RECORDS TO USE.
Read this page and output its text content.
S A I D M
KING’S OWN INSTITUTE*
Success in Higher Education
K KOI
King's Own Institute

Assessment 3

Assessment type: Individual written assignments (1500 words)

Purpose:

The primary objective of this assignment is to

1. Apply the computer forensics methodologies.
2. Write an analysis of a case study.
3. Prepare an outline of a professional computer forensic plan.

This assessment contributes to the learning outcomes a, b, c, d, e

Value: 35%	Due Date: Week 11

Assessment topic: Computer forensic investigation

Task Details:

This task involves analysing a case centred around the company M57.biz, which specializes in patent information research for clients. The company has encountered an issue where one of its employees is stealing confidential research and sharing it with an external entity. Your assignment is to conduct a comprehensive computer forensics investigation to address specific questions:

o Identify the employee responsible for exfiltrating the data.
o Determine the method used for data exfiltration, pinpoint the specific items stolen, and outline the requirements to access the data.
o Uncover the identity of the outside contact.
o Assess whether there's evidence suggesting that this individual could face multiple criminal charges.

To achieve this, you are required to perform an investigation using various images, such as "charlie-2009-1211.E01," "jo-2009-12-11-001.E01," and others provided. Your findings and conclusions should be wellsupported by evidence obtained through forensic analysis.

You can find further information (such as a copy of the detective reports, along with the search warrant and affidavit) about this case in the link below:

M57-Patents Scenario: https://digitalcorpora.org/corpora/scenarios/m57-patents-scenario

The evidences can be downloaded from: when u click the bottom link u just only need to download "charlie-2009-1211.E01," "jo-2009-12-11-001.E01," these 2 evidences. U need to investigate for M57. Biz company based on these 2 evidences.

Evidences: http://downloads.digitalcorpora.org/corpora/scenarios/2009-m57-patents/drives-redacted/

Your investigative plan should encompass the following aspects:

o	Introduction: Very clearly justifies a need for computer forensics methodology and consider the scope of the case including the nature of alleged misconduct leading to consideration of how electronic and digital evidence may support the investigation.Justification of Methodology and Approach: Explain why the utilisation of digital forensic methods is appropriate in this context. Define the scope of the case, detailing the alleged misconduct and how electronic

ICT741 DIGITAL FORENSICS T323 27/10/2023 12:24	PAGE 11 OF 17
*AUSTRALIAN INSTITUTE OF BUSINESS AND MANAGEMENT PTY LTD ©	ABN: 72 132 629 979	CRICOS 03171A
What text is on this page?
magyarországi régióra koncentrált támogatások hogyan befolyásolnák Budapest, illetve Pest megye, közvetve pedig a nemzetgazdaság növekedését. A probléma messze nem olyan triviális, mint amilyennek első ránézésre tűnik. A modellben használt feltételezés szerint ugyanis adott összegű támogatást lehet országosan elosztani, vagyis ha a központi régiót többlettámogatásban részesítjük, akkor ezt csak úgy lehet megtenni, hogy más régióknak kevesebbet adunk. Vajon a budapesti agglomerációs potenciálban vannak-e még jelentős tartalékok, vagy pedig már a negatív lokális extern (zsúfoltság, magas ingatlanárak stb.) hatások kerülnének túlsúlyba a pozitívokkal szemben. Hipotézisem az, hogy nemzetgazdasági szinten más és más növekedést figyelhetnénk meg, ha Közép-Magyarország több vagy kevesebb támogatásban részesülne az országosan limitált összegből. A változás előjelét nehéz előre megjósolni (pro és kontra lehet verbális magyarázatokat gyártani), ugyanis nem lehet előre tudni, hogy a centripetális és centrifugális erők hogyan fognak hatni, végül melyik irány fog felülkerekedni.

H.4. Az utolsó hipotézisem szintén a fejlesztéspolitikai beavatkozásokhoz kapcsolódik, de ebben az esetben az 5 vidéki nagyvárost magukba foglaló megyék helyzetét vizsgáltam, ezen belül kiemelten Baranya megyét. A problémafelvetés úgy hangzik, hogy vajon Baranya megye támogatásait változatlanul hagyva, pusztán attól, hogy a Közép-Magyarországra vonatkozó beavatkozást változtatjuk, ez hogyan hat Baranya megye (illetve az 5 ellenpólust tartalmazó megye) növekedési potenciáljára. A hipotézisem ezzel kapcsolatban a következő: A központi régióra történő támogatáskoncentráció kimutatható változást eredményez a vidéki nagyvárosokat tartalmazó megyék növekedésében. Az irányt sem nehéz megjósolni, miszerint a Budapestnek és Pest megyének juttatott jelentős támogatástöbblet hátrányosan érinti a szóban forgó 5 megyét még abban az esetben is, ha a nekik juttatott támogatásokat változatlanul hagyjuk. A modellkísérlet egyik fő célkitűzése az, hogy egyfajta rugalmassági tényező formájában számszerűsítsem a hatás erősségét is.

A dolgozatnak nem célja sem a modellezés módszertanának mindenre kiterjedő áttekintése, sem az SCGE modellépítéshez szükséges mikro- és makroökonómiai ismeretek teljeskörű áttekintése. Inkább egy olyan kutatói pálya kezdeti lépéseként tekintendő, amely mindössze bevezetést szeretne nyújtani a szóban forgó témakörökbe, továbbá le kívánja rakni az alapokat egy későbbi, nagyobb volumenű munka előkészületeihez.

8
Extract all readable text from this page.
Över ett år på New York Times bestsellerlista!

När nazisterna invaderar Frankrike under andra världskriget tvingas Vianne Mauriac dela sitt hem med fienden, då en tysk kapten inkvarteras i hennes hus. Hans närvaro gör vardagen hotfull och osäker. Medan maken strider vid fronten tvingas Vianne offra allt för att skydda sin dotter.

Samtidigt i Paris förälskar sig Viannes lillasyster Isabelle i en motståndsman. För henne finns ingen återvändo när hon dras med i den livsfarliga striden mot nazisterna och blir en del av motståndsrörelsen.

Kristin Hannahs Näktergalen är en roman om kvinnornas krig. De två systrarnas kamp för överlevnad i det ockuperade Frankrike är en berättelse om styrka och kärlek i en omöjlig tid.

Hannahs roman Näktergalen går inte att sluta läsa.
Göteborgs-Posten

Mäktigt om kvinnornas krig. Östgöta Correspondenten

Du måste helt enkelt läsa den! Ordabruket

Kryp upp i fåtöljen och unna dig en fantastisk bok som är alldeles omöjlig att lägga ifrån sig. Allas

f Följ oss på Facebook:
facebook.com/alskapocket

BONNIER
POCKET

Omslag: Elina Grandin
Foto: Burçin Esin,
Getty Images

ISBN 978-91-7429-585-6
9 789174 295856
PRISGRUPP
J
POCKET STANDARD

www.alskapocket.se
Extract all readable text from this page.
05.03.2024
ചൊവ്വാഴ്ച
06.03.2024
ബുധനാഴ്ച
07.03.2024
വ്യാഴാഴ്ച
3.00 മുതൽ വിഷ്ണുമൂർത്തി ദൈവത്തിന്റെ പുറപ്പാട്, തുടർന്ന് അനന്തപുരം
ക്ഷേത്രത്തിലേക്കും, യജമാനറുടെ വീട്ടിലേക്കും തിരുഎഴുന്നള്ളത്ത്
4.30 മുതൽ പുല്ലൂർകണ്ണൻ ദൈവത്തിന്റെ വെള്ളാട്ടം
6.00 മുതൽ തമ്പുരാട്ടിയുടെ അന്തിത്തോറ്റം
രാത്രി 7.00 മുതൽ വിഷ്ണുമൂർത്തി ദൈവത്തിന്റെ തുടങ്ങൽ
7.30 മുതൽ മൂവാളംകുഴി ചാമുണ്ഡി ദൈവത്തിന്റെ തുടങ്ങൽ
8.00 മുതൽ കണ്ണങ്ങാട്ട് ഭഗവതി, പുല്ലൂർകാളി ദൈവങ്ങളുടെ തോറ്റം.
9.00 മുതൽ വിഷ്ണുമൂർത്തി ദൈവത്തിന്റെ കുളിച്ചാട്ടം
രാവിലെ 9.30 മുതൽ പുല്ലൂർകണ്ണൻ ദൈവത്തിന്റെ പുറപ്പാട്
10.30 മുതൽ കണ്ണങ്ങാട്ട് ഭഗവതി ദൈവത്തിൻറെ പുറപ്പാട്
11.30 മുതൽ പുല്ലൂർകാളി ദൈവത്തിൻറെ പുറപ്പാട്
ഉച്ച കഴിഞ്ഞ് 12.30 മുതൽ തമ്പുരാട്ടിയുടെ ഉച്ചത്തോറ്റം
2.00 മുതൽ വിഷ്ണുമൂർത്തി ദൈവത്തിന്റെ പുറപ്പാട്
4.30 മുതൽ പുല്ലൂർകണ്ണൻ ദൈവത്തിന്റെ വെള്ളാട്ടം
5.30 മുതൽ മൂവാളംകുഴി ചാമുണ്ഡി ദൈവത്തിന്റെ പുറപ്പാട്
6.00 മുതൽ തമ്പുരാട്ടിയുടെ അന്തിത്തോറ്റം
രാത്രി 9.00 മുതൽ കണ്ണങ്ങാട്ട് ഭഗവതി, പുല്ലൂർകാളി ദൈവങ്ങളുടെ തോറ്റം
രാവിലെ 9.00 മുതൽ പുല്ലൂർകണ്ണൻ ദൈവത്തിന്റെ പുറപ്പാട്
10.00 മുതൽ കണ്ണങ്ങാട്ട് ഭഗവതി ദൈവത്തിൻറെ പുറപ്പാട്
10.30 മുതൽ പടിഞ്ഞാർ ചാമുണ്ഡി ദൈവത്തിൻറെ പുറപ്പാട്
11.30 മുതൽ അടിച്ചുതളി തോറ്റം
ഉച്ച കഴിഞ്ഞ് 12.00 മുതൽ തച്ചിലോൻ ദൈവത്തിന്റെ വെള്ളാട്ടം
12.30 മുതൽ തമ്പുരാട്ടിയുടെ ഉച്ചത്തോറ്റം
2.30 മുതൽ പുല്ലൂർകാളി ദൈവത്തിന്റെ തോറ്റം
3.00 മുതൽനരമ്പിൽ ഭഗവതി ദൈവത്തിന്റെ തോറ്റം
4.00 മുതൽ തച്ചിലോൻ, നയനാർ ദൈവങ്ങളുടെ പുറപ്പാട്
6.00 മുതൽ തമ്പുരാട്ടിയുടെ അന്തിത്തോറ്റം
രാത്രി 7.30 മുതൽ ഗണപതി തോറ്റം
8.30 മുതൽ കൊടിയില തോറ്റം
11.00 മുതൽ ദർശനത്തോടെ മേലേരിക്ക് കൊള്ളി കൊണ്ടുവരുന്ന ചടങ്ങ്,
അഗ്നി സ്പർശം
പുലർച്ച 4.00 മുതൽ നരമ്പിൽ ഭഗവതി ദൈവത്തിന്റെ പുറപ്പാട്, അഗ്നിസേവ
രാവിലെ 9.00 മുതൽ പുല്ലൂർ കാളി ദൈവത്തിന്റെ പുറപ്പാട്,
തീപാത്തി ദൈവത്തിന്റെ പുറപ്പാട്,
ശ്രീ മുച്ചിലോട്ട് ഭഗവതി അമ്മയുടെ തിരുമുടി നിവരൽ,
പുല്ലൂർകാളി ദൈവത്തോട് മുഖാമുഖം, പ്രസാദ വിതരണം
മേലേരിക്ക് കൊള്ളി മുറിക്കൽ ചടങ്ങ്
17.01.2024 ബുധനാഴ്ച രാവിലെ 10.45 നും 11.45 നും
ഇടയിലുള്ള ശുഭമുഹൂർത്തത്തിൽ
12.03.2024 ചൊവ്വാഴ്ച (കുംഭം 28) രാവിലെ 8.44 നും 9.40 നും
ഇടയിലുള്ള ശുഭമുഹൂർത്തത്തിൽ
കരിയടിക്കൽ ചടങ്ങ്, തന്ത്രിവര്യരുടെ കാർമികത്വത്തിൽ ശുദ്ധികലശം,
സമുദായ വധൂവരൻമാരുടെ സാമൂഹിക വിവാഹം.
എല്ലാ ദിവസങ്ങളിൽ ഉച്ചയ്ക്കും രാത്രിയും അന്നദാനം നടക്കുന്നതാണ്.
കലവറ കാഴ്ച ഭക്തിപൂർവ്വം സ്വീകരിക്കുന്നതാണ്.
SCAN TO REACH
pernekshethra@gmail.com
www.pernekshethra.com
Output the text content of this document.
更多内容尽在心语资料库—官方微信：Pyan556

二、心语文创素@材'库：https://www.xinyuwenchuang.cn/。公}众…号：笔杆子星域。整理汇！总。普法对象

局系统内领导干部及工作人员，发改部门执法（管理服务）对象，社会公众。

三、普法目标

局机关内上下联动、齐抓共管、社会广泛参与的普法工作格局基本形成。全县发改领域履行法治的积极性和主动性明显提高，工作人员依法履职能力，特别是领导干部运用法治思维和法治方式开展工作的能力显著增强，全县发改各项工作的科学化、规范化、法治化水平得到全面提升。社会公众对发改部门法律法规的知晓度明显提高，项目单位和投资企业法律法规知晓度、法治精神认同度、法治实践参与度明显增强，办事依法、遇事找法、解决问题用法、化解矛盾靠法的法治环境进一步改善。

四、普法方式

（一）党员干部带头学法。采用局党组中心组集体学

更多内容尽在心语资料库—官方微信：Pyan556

GOAL.
Filter the listing for the word "Frankrike" and copy every line that holds it.

WRITTEN ANSWER.
När nazisterna invaderar Frankrike under andra världskriget tvingas Vianne Mauriac dela sitt hem med fienden, då en tysk kapten inkvarteras i hennes hus. Hans närvaro gör vardagen hotfull och osäker. Medan maken strider vid fronten tvingas Vianne offra allt för att skydda sin dotter.
Kristin Hannahs Näktergalen är en roman om kvinnornas krig. De två systrarnas kamp för överlevnad i det ockuperade Frankrike är en berättelse om styrka och kärlek i en omöjlig tid.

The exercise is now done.